| YOUR GOAL |
Lay out everything from the start of the records down to the line containing "svg-text:250: 250: [522, 76, 540, 88]" as a numbered list, with blank lines left out.

::::

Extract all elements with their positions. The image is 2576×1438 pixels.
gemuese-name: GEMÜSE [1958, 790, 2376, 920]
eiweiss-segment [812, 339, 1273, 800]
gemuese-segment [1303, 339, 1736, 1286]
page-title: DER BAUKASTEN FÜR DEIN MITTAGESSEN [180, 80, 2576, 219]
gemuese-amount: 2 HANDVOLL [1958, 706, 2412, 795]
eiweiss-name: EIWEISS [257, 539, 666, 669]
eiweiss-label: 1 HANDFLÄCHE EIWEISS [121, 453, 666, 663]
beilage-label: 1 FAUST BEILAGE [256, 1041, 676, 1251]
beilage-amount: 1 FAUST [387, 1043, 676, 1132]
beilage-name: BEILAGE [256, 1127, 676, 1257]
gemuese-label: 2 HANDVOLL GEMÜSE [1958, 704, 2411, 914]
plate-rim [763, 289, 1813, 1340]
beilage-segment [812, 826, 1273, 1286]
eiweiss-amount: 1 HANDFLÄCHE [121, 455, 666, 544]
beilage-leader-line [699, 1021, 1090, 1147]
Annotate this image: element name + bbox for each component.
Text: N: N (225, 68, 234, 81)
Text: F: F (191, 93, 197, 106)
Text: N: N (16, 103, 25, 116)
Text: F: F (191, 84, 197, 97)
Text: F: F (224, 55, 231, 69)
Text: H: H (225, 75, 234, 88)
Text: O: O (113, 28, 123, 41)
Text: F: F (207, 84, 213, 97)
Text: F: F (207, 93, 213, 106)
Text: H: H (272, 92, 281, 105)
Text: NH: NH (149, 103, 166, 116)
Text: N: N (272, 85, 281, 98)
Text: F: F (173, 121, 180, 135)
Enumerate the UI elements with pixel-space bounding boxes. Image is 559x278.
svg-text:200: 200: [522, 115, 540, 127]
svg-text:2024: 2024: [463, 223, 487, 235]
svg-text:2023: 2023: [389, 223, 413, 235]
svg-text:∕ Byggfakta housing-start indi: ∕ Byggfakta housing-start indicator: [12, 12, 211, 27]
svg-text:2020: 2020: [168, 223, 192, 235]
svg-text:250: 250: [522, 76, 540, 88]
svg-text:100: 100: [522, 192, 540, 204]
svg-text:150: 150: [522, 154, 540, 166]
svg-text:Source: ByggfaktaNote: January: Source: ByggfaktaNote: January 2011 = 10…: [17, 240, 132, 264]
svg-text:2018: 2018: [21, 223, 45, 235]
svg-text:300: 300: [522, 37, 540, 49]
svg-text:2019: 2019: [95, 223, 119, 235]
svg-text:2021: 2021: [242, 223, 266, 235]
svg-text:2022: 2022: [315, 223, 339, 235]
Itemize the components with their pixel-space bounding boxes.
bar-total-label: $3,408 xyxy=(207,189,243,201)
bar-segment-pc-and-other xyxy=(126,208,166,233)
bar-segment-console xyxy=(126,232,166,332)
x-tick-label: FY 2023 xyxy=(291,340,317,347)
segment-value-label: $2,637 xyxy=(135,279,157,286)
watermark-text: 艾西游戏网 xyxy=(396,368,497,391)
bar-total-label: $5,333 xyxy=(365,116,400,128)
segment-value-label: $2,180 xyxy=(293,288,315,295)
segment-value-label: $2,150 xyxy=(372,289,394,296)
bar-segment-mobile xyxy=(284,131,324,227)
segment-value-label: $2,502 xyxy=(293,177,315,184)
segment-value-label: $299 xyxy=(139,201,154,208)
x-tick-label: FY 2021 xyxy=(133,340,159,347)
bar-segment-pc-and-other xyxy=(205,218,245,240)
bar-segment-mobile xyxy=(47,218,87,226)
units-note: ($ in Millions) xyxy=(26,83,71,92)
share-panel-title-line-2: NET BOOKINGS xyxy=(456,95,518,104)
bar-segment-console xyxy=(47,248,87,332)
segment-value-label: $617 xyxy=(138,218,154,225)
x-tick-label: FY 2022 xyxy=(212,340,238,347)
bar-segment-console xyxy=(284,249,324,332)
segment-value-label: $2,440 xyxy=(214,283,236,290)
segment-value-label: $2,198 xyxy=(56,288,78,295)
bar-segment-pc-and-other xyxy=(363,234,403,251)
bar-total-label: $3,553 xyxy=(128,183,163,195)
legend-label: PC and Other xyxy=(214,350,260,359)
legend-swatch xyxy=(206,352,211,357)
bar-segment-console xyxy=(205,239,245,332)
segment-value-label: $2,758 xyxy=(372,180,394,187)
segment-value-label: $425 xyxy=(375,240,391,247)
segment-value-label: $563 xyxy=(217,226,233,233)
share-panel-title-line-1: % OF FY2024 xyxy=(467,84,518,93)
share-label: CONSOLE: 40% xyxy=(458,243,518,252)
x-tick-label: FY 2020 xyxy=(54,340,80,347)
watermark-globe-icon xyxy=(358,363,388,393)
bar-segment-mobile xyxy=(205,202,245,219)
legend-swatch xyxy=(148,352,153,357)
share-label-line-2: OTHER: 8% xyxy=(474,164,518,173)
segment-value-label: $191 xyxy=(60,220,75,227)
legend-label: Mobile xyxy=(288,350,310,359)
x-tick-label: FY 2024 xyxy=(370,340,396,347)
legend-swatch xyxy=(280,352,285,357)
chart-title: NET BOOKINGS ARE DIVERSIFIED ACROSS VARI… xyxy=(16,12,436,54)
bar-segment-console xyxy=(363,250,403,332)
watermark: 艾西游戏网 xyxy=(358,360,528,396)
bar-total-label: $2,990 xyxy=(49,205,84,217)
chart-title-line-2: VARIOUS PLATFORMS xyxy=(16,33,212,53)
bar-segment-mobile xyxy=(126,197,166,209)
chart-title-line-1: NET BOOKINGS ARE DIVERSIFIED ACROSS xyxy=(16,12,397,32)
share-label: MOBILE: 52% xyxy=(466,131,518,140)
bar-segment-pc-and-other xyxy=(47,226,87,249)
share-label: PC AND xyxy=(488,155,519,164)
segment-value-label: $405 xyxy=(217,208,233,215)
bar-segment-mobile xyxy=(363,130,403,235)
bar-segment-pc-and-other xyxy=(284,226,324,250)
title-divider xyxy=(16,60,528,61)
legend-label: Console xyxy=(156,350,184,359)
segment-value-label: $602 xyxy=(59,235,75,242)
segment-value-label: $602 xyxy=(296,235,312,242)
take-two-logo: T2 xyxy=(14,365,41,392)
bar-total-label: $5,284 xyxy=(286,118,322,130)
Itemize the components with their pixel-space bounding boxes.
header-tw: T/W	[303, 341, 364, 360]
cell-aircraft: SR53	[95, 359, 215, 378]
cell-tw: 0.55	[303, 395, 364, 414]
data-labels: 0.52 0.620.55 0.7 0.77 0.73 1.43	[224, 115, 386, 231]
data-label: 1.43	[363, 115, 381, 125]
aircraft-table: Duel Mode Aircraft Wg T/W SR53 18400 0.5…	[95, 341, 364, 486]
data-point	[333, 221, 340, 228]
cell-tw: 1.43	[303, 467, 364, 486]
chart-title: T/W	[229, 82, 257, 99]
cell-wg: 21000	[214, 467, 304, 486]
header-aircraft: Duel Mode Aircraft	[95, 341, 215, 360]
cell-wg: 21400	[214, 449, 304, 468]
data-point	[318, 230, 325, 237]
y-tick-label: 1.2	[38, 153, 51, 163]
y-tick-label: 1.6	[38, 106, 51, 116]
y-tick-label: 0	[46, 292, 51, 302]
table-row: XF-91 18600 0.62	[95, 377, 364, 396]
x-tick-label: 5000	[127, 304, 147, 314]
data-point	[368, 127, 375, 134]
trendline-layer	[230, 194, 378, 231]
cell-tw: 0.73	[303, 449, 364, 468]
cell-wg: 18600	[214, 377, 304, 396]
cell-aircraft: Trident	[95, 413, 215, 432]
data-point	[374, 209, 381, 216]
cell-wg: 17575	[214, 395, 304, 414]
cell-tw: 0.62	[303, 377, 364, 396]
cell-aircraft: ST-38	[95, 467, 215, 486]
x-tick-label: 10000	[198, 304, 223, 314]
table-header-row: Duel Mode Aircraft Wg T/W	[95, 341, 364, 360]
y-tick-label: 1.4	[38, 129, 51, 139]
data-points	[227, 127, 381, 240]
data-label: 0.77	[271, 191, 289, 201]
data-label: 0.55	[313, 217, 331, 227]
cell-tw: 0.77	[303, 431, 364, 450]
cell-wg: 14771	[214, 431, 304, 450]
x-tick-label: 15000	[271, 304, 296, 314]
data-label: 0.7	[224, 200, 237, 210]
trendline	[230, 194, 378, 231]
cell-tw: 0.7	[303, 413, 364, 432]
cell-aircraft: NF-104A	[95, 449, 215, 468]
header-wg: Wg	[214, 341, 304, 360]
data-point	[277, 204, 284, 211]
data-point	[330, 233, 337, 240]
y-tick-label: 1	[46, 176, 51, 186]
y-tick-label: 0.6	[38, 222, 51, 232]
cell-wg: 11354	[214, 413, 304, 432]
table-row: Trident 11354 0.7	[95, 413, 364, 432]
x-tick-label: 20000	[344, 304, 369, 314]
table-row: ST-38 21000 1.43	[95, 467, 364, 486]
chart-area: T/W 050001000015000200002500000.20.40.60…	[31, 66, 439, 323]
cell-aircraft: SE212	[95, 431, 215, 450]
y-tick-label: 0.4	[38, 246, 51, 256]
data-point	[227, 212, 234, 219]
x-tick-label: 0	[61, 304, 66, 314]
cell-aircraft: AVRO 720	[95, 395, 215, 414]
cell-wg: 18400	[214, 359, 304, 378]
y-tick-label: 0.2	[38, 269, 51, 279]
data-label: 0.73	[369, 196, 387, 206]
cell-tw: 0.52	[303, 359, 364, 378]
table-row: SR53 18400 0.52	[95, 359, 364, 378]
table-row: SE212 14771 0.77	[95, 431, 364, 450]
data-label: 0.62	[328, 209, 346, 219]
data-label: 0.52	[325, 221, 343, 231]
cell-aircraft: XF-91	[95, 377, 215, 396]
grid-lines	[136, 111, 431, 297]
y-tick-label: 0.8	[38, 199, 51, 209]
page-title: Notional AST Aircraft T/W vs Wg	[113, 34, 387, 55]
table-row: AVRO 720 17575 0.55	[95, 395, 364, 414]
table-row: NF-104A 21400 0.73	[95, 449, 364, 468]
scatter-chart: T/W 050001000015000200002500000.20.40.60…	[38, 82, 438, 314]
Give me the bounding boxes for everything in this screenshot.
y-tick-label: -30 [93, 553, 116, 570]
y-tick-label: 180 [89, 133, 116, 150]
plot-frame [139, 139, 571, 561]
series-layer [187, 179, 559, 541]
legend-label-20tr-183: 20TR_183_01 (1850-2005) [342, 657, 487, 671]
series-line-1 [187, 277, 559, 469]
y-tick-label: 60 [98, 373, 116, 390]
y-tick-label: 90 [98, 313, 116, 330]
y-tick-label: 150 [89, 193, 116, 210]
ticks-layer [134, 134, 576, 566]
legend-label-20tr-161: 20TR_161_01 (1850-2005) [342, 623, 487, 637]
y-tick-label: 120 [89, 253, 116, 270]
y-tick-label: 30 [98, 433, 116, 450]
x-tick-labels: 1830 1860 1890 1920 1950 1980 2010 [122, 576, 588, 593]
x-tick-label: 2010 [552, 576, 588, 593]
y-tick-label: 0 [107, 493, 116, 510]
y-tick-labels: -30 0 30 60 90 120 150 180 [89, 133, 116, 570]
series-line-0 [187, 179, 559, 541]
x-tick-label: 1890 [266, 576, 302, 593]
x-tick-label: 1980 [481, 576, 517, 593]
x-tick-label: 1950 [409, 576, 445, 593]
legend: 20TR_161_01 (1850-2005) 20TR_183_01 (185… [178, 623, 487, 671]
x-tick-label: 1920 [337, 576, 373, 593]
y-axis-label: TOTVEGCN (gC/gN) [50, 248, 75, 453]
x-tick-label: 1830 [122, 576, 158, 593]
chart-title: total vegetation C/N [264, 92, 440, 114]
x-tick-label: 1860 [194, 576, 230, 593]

::::

| FINISHED ANSWER |
1. Extract all elements with their positions. The image is 2576×1438 pixels.
2. gemuese-name: GEMÜSE [1958, 790, 2376, 920]
3. eiweiss-segment [812, 339, 1273, 800]
4. gemuese-segment [1303, 339, 1736, 1286]
5. page-title: DER BAUKASTEN FÜR DEIN MITTAGESSEN [180, 80, 2576, 219]
6. gemuese-amount: 2 HANDVOLL [1958, 706, 2412, 795]
7. eiweiss-name: EIWEISS [257, 539, 666, 669]
8. eiweiss-label: 1 HANDFLÄCHE EIWEISS [121, 453, 666, 663]
9. beilage-label: 1 FAUST BEILAGE [256, 1041, 676, 1251]
10. beilage-amount: 1 FAUST [387, 1043, 676, 1132]
11. beilage-name: BEILAGE [256, 1127, 676, 1257]
12. gemuese-label: 2 HANDVOLL GEMÜSE [1958, 704, 2411, 914]
13. plate-rim [763, 289, 1813, 1340]
14. beilage-segment [812, 826, 1273, 1286]
15. eiweiss-amount: 1 HANDFLÄCHE [121, 455, 666, 544]
16. beilage-leader-line [699, 1021, 1090, 1147]
17. Annotate this image: element name + bbox for each component.
18. Text: N: N (225, 68, 234, 81)
19. Text: F: F (191, 93, 197, 106)
20. Text: N: N (16, 103, 25, 116)
21. Text: F: F (191, 84, 197, 97)
22. Text: F: F (224, 55, 231, 69)
23. Text: H: H (225, 75, 234, 88)
24. Text: O: O (113, 28, 123, 41)
25. Text: F: F (207, 84, 213, 97)
26. Text: F: F (207, 93, 213, 106)
27. Text: H: H (272, 92, 281, 105)
28. Text: NH: NH (149, 103, 166, 116)
29. Text: N: N (272, 85, 281, 98)
30. Text: F: F (173, 121, 180, 135)
31. Enumerate the UI elements with pixel-space bounding boxes. Image is 559x278.
32. svg-text:200: 200: [522, 115, 540, 127]
33. svg-text:2024: 2024: [463, 223, 487, 235]
34. svg-text:2023: 2023: [389, 223, 413, 235]
35. svg-text:∕ Byggfakta housing-start indi: ∕ Byggfakta housing-start indicator: [12, 12, 211, 27]
36. svg-text:2020: 2020: [168, 223, 192, 235]
37. svg-text:250: 250: [522, 76, 540, 88]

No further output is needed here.